Exercise:
Your task is to print all of the material verbatim.

Dataset records:
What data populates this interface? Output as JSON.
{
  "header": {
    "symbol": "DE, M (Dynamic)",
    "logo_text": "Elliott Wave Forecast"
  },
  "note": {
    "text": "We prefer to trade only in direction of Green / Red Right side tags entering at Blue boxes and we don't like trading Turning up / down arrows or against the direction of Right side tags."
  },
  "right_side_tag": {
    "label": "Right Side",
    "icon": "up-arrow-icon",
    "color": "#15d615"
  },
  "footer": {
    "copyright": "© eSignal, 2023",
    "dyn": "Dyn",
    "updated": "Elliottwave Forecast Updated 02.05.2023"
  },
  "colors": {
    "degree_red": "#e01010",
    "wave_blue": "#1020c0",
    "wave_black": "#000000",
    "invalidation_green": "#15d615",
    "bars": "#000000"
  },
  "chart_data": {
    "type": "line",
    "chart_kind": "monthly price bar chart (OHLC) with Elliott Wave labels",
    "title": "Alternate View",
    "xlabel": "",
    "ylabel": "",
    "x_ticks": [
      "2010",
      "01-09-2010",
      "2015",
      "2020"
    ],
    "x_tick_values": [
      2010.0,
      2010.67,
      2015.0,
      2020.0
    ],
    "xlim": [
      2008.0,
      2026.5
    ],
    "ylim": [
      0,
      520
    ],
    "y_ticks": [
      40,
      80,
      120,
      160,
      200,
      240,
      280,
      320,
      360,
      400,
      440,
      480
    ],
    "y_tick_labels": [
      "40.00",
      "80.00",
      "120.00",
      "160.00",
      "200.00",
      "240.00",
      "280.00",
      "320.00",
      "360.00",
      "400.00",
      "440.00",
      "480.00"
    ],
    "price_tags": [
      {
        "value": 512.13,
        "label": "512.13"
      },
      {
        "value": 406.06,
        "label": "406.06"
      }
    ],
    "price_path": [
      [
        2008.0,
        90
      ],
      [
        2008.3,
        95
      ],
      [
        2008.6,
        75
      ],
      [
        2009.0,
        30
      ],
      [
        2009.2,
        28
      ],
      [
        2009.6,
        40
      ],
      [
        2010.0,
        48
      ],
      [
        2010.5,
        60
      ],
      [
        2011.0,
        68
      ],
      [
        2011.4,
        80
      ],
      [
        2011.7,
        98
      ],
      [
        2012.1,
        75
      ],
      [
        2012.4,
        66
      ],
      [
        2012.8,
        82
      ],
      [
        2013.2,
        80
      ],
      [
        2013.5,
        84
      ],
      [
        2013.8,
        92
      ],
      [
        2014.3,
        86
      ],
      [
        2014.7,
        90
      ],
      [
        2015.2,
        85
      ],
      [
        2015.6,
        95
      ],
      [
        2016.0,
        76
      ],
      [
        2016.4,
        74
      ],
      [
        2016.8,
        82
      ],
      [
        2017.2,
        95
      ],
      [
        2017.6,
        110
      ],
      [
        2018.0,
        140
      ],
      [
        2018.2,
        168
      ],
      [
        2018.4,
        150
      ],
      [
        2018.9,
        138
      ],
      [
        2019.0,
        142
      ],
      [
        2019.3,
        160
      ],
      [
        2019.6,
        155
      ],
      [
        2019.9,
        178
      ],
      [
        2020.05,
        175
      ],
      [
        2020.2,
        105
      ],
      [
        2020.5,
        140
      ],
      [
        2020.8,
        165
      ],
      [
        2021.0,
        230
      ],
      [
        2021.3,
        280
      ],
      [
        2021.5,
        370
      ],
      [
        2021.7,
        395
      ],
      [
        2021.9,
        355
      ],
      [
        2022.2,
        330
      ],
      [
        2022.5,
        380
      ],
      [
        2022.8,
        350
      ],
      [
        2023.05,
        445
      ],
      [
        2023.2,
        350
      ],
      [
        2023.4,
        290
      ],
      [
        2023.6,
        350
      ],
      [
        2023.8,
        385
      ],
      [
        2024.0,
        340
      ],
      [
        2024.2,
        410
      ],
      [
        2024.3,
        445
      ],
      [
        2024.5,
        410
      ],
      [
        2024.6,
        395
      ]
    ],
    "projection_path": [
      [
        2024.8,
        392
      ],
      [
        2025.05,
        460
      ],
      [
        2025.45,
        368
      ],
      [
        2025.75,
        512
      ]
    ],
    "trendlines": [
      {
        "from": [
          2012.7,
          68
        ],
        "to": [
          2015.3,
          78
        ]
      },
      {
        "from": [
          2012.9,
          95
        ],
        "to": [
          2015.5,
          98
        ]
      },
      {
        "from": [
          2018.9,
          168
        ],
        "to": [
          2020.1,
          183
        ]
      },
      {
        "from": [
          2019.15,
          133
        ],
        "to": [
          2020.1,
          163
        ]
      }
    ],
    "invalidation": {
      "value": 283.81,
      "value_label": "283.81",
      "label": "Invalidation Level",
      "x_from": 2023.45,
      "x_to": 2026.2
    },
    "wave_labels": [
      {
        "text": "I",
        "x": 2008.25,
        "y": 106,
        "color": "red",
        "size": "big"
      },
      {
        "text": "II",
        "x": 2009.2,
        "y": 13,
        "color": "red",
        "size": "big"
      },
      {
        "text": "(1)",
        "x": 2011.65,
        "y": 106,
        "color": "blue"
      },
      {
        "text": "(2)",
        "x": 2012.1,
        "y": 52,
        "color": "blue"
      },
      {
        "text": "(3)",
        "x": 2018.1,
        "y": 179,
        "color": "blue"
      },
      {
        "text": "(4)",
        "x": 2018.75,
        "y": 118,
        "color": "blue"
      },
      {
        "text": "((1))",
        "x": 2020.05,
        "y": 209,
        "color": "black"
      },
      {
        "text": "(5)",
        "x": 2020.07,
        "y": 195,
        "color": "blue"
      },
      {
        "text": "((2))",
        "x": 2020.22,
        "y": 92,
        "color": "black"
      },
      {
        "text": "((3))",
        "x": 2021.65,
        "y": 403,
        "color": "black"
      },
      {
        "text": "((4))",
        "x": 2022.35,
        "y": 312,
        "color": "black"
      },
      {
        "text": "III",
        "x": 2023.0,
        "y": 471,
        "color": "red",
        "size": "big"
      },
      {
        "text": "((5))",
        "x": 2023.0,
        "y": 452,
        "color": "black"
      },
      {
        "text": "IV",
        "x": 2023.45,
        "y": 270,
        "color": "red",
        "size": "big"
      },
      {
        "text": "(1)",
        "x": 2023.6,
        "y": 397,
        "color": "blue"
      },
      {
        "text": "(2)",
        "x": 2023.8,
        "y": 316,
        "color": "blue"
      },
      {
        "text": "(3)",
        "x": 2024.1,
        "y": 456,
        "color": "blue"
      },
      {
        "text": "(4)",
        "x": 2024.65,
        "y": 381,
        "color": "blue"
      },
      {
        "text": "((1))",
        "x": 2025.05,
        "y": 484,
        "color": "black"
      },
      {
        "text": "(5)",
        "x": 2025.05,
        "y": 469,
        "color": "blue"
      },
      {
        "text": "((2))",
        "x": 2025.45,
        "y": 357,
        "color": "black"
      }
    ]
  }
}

Output of the task:
What data populates this interface? Output as JSON.
{
  "header": {
    "symbol": "DE, M (Dynamic)",
    "logo_text": "Elliott Wave Forecast"
  },
  "note": {
    "text": "We prefer to trade only in direction of Green / Red Right side tags entering at Blue boxes and we don't like trading Turning up / down arrows or against the direction of Right side tags."
  },
  "right_side_tag": {
    "label": "Right Side",
    "icon": "up-arrow-icon",
    "color": "#15d615"
  },
  "footer": {
    "copyright": "© eSignal, 2023",
    "dyn": "Dyn",
    "updated": "Elliottwave Forecast Updated 02.05.2023"
  },
  "colors": {
    "degree_red": "#e01010",
    "wave_blue": "#1020c0",
    "wave_black": "#000000",
    "invalidation_green": "#15d615",
    "bars": "#000000"
  },
  "chart_data": {
    "type": "line",
    "chart_kind": "monthly price bar chart (OHLC) with Elliott Wave labels",
    "title": "Alternate View",
    "xlabel": "",
    "ylabel": "",
    "x_ticks": [
      "2010",
      "01-09-2010",
      "2015",
      "2020"
    ],
    "x_tick_values": [
      2010.0,
      2010.67,
      2015.0,
      2020.0
    ],
    "xlim": [
      2008.0,
      2026.5
    ],
    "ylim": [
      0,
      520
    ],
    "y_ticks": [
      40,
      80,
      120,
      160,
      200,
      240,
      280,
      320,
      360,
      400,
      440,
      480
    ],
    "y_tick_labels": [
      "40.00",
      "80.00",
      "120.00",
      "160.00",
      "200.00",
      "240.00",
      "280.00",
      "320.00",
      "360.00",
      "400.00",
      "440.00",
      "480.00"
    ],
    "price_tags": [
      {
        "value": 512.13,
        "label": "512.13"
      },
      {
        "value": 406.06,
        "label": "406.06"
      }
    ],
    "price_path": [
      [
        2008.0,
        90
      ],
      [
        2008.3,
        95
      ],
      [
        2008.6,
        75
      ],
      [
        2009.0,
        30
      ],
      [
        2009.2,
        28
      ],
      [
        2009.6,
        40
      ],
      [
        2010.0,
        48
      ],
      [
        2010.5,
        60
      ],
      [
        2011.0,
        68
      ],
      [
        2011.4,
        80
      ],
      [
        2011.7,
        98
      ],
      [
        2012.1,
        75
      ],
      [
        2012.4,
        66
      ],
      [
        2012.8,
        82
      ],
      [
        2013.2,
        80
      ],
      [
        2013.5,
        84
      ],
      [
        2013.8,
        92
      ],
      [
        2014.3,
        86
      ],
      [
        2014.7,
        90
      ],
      [
        2015.2,
        85
      ],
      [
        2015.6,
        95
      ],
      [
        2016.0,
        76
      ],
      [
        2016.4,
        74
      ],
      [
        2016.8,
        82
      ],
      [
        2017.2,
        95
      ],
      [
        2017.6,
        110
      ],
      [
        2018.0,
        140
      ],
      [
        2018.2,
        168
      ],
      [
        2018.4,
        150
      ],
      [
        2018.9,
        138
      ],
      [
        2019.0,
        142
      ],
      [
        2019.3,
        160
      ],
      [
        2019.6,
        155
      ],
      [
        2019.9,
        178
      ],
      [
        2020.05,
        175
      ],
      [
        2020.2,
        105
      ],
      [
        2020.5,
        140
      ],
      [
        2020.8,
        165
      ],
      [
        2021.0,
        230
      ],
      [
        2021.3,
        280
      ],
      [
        2021.5,
        370
      ],
      [
        2021.7,
        395
      ],
      [
        2021.9,
        355
      ],
      [
        2022.2,
        330
      ],
      [
        2022.5,
        380
      ],
      [
        2022.8,
        350
      ],
      [
        2023.05,
        445
      ],
      [
        2023.2,
        350
      ],
      [
        2023.4,
        290
      ],
      [
        2023.6,
        350
      ],
      [
        2023.8,
        385
      ],
      [
        2024.0,
        340
      ],
      [
        2024.2,
        410
      ],
      [
        2024.3,
        445
      ],
      [
        2024.5,
        410
      ],
      [
        2024.6,
        395
      ]
    ],
    "projection_path": [
      [
        2024.8,
        392
      ],
      [
        2025.05,
        460
      ],
      [
        2025.45,
        368
      ],
      [
        2025.75,
        512
      ]
    ],
    "trendlines": [
      {
        "from": [
          2012.7,
          68
        ],
        "to": [
          2015.3,
          78
        ]
      },
      {
        "from": [
          2012.9,
          95
        ],
        "to": [
          2015.5,
          98
        ]
      },
      {
        "from": [
          2018.9,
          168
        ],
        "to": [
          2020.1,
          183
        ]
      },
      {
        "from": [
          2019.15,
          133
        ],
        "to": [
          2020.1,
          163
        ]
      }
    ],
    "invalidation": {
      "value": 283.81,
      "value_label": "283.81",
      "label": "Invalidation Level",
      "x_from": 2023.45,
      "x_to": 2026.2
    },
    "wave_labels": [
      {
        "text": "I",
        "x": 2008.25,
        "y": 106,
        "color": "red",
        "size": "big"
      },
      {
        "text": "II",
        "x": 2009.2,
        "y": 13,
        "color": "red",
        "size": "big"
      },
      {
        "text": "(1)",
        "x": 2011.65,
        "y": 106,
        "color": "blue"
      },
      {
        "text": "(2)",
        "x": 2012.1,
        "y": 52,
        "color": "blue"
      },
      {
        "text": "(3)",
        "x": 2018.1,
        "y": 179,
        "color": "blue"
      },
      {
        "text": "(4)",
        "x": 2018.75,
        "y": 118,
        "color": "blue"
      },
      {
        "text": "((1))",
        "x": 2020.05,
        "y": 209,
        "color": "black"
      },
      {
        "text": "(5)",
        "x": 2020.07,
        "y": 195,
        "color": "blue"
      },
      {
        "text": "((2))",
        "x": 2020.22,
        "y": 92,
        "color": "black"
      },
      {
        "text": "((3))",
        "x": 2021.65,
        "y": 403,
        "color": "black"
      },
      {
        "text": "((4))",
        "x": 2022.35,
        "y": 312,
        "color": "black"
      },
      {
        "text": "III",
        "x": 2023.0,
        "y": 471,
        "color": "red",
        "size": "big"
      },
      {
        "text": "((5))",
        "x": 2023.0,
        "y": 452,
        "color": "black"
      },
      {
        "text": "IV",
        "x": 2023.45,
        "y": 270,
        "color": "red",
        "size": "big"
      },
      {
        "text": "(1)",
        "x": 2023.6,
        "y": 397,
        "color": "blue"
      },
      {
        "text": "(2)",
        "x": 2023.8,
        "y": 316,
        "color": "blue"
      },
      {
        "text": "(3)",
        "x": 2024.1,
        "y": 456,
        "color": "blue"
      },
      {
        "text": "(4)",
        "x": 2024.65,
        "y": 381,
        "color": "blue"
      },
      {
        "text": "((1))",
        "x": 2025.05,
        "y": 484,
        "color": "black"
      },
      {
        "text": "(5)",
        "x": 2025.05,
        "y": 469,
        "color": "blue"
      },
      {
        "text": "((2))",
        "x": 2025.45,
        "y": 357,
        "color": "black"
      }
    ]
  }
}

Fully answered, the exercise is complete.